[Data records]
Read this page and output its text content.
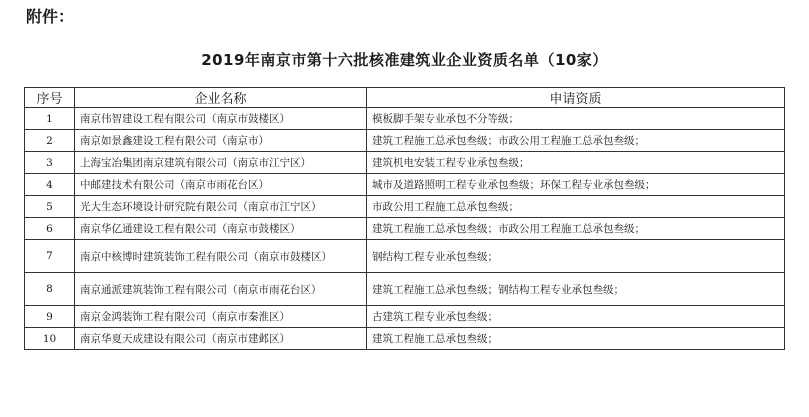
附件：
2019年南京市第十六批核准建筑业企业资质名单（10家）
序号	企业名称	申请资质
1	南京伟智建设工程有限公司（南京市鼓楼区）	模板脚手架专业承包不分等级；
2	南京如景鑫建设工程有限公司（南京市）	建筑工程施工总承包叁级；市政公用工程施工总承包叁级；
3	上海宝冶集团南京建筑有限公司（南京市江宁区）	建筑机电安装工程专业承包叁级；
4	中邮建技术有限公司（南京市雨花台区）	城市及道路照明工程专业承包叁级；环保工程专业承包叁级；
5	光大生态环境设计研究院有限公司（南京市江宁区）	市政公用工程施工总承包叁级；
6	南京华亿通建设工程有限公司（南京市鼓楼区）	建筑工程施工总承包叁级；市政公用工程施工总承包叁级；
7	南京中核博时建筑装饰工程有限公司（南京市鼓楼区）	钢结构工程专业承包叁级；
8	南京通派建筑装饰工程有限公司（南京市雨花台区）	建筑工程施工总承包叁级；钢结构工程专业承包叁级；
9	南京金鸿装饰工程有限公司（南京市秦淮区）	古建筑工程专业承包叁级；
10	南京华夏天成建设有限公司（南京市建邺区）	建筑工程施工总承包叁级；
--
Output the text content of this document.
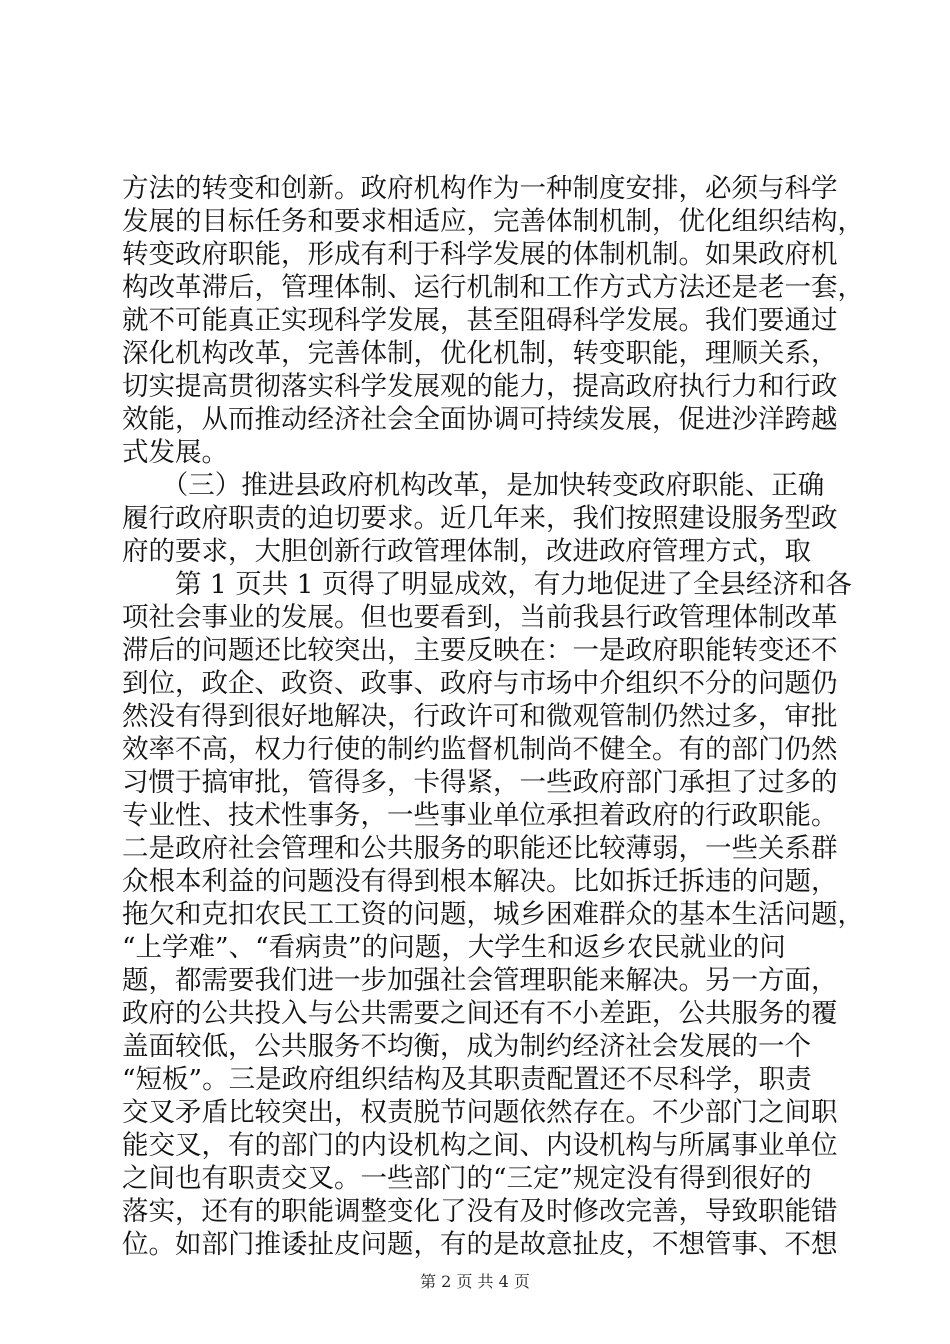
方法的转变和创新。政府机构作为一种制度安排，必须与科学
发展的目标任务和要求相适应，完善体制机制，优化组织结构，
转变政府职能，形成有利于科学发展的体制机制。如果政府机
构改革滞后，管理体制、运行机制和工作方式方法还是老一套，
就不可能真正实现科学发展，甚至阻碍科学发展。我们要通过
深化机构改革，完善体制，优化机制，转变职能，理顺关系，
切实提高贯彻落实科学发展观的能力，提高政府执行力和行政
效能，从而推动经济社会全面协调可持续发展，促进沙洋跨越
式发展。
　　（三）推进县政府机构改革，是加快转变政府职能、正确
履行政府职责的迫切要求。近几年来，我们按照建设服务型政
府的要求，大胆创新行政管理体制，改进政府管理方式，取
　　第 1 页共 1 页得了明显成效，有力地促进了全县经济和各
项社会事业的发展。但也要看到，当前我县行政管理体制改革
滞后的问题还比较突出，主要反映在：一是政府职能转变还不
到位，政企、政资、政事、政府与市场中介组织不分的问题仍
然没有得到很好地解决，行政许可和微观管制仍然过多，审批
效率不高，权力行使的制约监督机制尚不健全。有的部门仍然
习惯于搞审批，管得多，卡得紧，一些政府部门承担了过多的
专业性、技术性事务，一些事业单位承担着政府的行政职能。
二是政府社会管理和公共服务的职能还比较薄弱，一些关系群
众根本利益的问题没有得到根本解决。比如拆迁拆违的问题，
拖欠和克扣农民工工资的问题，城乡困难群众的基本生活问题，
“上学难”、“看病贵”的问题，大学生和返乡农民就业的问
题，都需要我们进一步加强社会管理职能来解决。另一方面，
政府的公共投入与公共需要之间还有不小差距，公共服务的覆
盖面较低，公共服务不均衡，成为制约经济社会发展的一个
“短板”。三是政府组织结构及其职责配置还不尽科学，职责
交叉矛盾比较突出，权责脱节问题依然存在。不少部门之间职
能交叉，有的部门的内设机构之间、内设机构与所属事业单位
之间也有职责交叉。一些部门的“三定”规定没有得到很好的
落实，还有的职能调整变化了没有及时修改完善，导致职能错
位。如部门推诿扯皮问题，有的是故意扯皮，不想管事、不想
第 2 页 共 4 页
---
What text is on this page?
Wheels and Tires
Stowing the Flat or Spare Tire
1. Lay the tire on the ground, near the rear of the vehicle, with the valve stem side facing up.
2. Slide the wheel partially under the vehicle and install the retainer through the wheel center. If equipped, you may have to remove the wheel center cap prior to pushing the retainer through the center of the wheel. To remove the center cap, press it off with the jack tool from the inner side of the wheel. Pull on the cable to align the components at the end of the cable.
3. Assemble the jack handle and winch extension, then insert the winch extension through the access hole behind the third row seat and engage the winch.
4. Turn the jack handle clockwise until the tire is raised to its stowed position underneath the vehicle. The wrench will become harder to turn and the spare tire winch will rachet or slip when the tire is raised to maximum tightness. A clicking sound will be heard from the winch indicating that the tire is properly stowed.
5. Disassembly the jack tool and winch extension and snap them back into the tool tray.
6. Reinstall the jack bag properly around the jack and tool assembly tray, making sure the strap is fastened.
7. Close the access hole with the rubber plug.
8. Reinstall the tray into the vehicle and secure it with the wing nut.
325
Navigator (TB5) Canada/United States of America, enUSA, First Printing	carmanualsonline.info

▸ Stated goal
Go through the data above and find the lines with the word "this". Copy each of those lines.

▸ Expected answer
Read this page and output its text content.
Output the text content of this document.
What text is on this page?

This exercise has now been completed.